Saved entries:
>>>

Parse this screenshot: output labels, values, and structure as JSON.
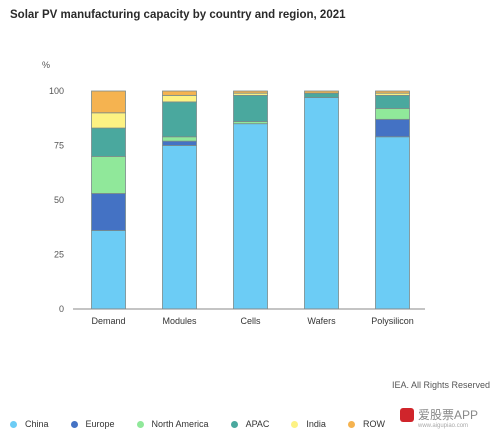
{
  "title": "Solar PV manufacturing capacity by country and region, 2021",
  "credit": "IEA. All Rights Reserved",
  "watermark": {
    "text": "爱股票APP",
    "url": "www.aigupiao.com"
  },
  "colors": {
    "China": "#6cccf5",
    "Europe": "#4472c4",
    "North America": "#90e89a",
    "APAC": "#4aa89e",
    "India": "#fdf283",
    "ROW": "#f5b350",
    "axis": "#888888",
    "grid": "#e6e6e6"
  },
  "chart_data": {
    "type": "bar",
    "stacked": true,
    "title": "Solar PV manufacturing capacity by country and region, 2021",
    "ylabel": "%",
    "xlabel": "",
    "ylim": [
      0,
      100
    ],
    "yticks": [
      0,
      25,
      50,
      75,
      100
    ],
    "grid": false,
    "legend_position": "bottom",
    "categories": [
      "Demand",
      "Modules",
      "Cells",
      "Wafers",
      "Polysilicon"
    ],
    "series": [
      {
        "name": "China",
        "values": [
          36,
          75,
          85,
          97,
          79
        ]
      },
      {
        "name": "Europe",
        "values": [
          17,
          2,
          0,
          0,
          8
        ]
      },
      {
        "name": "North America",
        "values": [
          17,
          2,
          1,
          0,
          5
        ]
      },
      {
        "name": "APAC",
        "values": [
          13,
          16,
          12,
          2,
          6
        ]
      },
      {
        "name": "India",
        "values": [
          7,
          3,
          1,
          0,
          1
        ]
      },
      {
        "name": "ROW",
        "values": [
          10,
          2,
          1,
          1,
          1
        ]
      }
    ]
  }
}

<<<

JOB -
Your task is to transcribe all of the records precisely, with no images included.

RIGHT ANSWER -
Parse this screenshot: output labels, values, and structure as JSON.
{
  "title": "Solar PV manufacturing capacity by country and region, 2021",
  "credit": "IEA. All Rights Reserved",
  "watermark": {
    "text": "爱股票APP",
    "url": "www.aigupiao.com"
  },
  "colors": {
    "China": "#6cccf5",
    "Europe": "#4472c4",
    "North America": "#90e89a",
    "APAC": "#4aa89e",
    "India": "#fdf283",
    "ROW": "#f5b350",
    "axis": "#888888",
    "grid": "#e6e6e6"
  },
  "chart_data": {
    "type": "bar",
    "stacked": true,
    "title": "Solar PV manufacturing capacity by country and region, 2021",
    "ylabel": "%",
    "xlabel": "",
    "ylim": [
      0,
      100
    ],
    "yticks": [
      0,
      25,
      50,
      75,
      100
    ],
    "grid": false,
    "legend_position": "bottom",
    "categories": [
      "Demand",
      "Modules",
      "Cells",
      "Wafers",
      "Polysilicon"
    ],
    "series": [
      {
        "name": "China",
        "values": [
          36,
          75,
          85,
          97,
          79
        ]
      },
      {
        "name": "Europe",
        "values": [
          17,
          2,
          0,
          0,
          8
        ]
      },
      {
        "name": "North America",
        "values": [
          17,
          2,
          1,
          0,
          5
        ]
      },
      {
        "name": "APAC",
        "values": [
          13,
          16,
          12,
          2,
          6
        ]
      },
      {
        "name": "India",
        "values": [
          7,
          3,
          1,
          0,
          1
        ]
      },
      {
        "name": "ROW",
        "values": [
          10,
          2,
          1,
          1,
          1
        ]
      }
    ]
  }
}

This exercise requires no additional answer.